Short exercise>
Restate the whole listing word for word. Pictures are left out.

Given records>
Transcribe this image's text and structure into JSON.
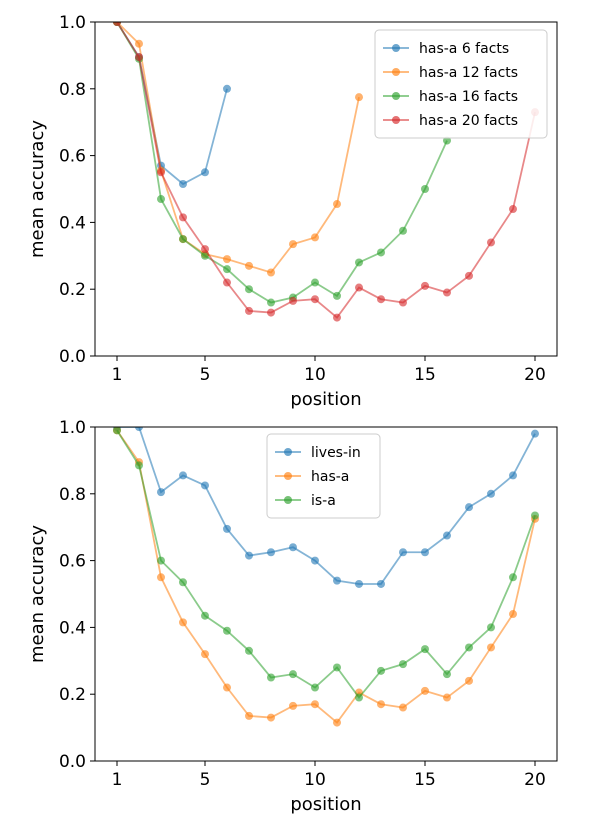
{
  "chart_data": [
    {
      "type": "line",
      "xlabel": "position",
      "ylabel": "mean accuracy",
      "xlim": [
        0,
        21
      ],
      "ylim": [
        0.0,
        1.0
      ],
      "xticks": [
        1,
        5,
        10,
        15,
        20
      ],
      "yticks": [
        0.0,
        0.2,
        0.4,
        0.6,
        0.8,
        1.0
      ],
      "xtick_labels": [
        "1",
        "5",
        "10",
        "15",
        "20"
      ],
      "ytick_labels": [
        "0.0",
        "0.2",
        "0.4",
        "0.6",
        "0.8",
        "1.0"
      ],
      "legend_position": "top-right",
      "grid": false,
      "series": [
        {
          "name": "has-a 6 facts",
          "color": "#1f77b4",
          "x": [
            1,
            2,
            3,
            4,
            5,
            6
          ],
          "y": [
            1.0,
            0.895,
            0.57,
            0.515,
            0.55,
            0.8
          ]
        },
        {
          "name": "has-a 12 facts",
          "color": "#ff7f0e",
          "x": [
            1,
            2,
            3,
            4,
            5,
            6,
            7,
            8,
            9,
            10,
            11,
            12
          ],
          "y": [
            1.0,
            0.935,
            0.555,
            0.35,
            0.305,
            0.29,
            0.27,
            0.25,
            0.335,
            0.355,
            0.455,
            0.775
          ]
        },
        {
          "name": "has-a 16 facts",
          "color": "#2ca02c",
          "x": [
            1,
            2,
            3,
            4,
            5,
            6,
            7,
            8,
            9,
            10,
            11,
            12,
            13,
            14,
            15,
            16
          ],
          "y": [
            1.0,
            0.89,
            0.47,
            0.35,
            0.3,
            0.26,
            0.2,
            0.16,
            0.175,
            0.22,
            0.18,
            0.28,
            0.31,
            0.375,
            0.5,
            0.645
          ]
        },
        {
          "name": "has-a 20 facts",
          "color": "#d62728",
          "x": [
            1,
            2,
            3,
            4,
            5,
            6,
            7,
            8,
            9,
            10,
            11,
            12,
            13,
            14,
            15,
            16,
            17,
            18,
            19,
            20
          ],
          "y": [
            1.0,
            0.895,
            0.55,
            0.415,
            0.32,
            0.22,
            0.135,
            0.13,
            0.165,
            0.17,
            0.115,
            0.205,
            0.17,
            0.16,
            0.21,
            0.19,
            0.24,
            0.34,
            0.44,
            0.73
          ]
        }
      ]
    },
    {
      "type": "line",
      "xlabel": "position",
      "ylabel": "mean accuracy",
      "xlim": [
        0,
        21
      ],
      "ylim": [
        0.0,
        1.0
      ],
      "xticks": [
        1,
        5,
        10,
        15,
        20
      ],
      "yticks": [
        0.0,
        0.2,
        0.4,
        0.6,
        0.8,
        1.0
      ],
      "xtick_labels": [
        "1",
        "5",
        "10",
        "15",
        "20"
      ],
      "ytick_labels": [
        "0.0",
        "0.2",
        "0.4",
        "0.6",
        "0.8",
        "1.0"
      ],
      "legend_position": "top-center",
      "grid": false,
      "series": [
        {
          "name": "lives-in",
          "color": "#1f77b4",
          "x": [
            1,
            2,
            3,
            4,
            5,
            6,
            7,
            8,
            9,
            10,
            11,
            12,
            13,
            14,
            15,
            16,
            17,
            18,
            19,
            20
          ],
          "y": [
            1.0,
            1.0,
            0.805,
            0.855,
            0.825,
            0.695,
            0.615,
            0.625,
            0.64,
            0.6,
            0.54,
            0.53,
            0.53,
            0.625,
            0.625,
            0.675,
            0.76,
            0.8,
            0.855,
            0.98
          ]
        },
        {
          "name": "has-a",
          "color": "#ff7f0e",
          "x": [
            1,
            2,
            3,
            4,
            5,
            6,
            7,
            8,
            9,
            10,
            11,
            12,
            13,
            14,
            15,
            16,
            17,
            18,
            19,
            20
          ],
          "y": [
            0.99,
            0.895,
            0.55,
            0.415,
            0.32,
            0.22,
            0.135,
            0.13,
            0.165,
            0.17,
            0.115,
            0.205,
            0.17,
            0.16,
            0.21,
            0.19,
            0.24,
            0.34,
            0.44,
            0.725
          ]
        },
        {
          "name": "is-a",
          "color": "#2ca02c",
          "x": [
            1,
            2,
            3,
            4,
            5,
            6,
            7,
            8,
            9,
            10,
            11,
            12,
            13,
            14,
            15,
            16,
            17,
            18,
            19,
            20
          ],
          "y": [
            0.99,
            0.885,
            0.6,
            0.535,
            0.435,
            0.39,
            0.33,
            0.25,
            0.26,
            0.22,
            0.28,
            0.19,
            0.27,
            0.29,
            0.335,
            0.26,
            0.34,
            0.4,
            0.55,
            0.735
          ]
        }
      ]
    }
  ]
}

Exercise output>
Transcribe this image's text and structure into JSON.
{
  "chart_data": [
    {
      "type": "line",
      "xlabel": "position",
      "ylabel": "mean accuracy",
      "xlim": [
        0,
        21
      ],
      "ylim": [
        0.0,
        1.0
      ],
      "xticks": [
        1,
        5,
        10,
        15,
        20
      ],
      "yticks": [
        0.0,
        0.2,
        0.4,
        0.6,
        0.8,
        1.0
      ],
      "xtick_labels": [
        "1",
        "5",
        "10",
        "15",
        "20"
      ],
      "ytick_labels": [
        "0.0",
        "0.2",
        "0.4",
        "0.6",
        "0.8",
        "1.0"
      ],
      "legend_position": "top-right",
      "grid": false,
      "series": [
        {
          "name": "has-a 6 facts",
          "color": "#1f77b4",
          "x": [
            1,
            2,
            3,
            4,
            5,
            6
          ],
          "y": [
            1.0,
            0.895,
            0.57,
            0.515,
            0.55,
            0.8
          ]
        },
        {
          "name": "has-a 12 facts",
          "color": "#ff7f0e",
          "x": [
            1,
            2,
            3,
            4,
            5,
            6,
            7,
            8,
            9,
            10,
            11,
            12
          ],
          "y": [
            1.0,
            0.935,
            0.555,
            0.35,
            0.305,
            0.29,
            0.27,
            0.25,
            0.335,
            0.355,
            0.455,
            0.775
          ]
        },
        {
          "name": "has-a 16 facts",
          "color": "#2ca02c",
          "x": [
            1,
            2,
            3,
            4,
            5,
            6,
            7,
            8,
            9,
            10,
            11,
            12,
            13,
            14,
            15,
            16
          ],
          "y": [
            1.0,
            0.89,
            0.47,
            0.35,
            0.3,
            0.26,
            0.2,
            0.16,
            0.175,
            0.22,
            0.18,
            0.28,
            0.31,
            0.375,
            0.5,
            0.645
          ]
        },
        {
          "name": "has-a 20 facts",
          "color": "#d62728",
          "x": [
            1,
            2,
            3,
            4,
            5,
            6,
            7,
            8,
            9,
            10,
            11,
            12,
            13,
            14,
            15,
            16,
            17,
            18,
            19,
            20
          ],
          "y": [
            1.0,
            0.895,
            0.55,
            0.415,
            0.32,
            0.22,
            0.135,
            0.13,
            0.165,
            0.17,
            0.115,
            0.205,
            0.17,
            0.16,
            0.21,
            0.19,
            0.24,
            0.34,
            0.44,
            0.73
          ]
        }
      ]
    },
    {
      "type": "line",
      "xlabel": "position",
      "ylabel": "mean accuracy",
      "xlim": [
        0,
        21
      ],
      "ylim": [
        0.0,
        1.0
      ],
      "xticks": [
        1,
        5,
        10,
        15,
        20
      ],
      "yticks": [
        0.0,
        0.2,
        0.4,
        0.6,
        0.8,
        1.0
      ],
      "xtick_labels": [
        "1",
        "5",
        "10",
        "15",
        "20"
      ],
      "ytick_labels": [
        "0.0",
        "0.2",
        "0.4",
        "0.6",
        "0.8",
        "1.0"
      ],
      "legend_position": "top-center",
      "grid": false,
      "series": [
        {
          "name": "lives-in",
          "color": "#1f77b4",
          "x": [
            1,
            2,
            3,
            4,
            5,
            6,
            7,
            8,
            9,
            10,
            11,
            12,
            13,
            14,
            15,
            16,
            17,
            18,
            19,
            20
          ],
          "y": [
            1.0,
            1.0,
            0.805,
            0.855,
            0.825,
            0.695,
            0.615,
            0.625,
            0.64,
            0.6,
            0.54,
            0.53,
            0.53,
            0.625,
            0.625,
            0.675,
            0.76,
            0.8,
            0.855,
            0.98
          ]
        },
        {
          "name": "has-a",
          "color": "#ff7f0e",
          "x": [
            1,
            2,
            3,
            4,
            5,
            6,
            7,
            8,
            9,
            10,
            11,
            12,
            13,
            14,
            15,
            16,
            17,
            18,
            19,
            20
          ],
          "y": [
            0.99,
            0.895,
            0.55,
            0.415,
            0.32,
            0.22,
            0.135,
            0.13,
            0.165,
            0.17,
            0.115,
            0.205,
            0.17,
            0.16,
            0.21,
            0.19,
            0.24,
            0.34,
            0.44,
            0.725
          ]
        },
        {
          "name": "is-a",
          "color": "#2ca02c",
          "x": [
            1,
            2,
            3,
            4,
            5,
            6,
            7,
            8,
            9,
            10,
            11,
            12,
            13,
            14,
            15,
            16,
            17,
            18,
            19,
            20
          ],
          "y": [
            0.99,
            0.885,
            0.6,
            0.535,
            0.435,
            0.39,
            0.33,
            0.25,
            0.26,
            0.22,
            0.28,
            0.19,
            0.27,
            0.29,
            0.335,
            0.26,
            0.34,
            0.4,
            0.55,
            0.735
          ]
        }
      ]
    }
  ]
}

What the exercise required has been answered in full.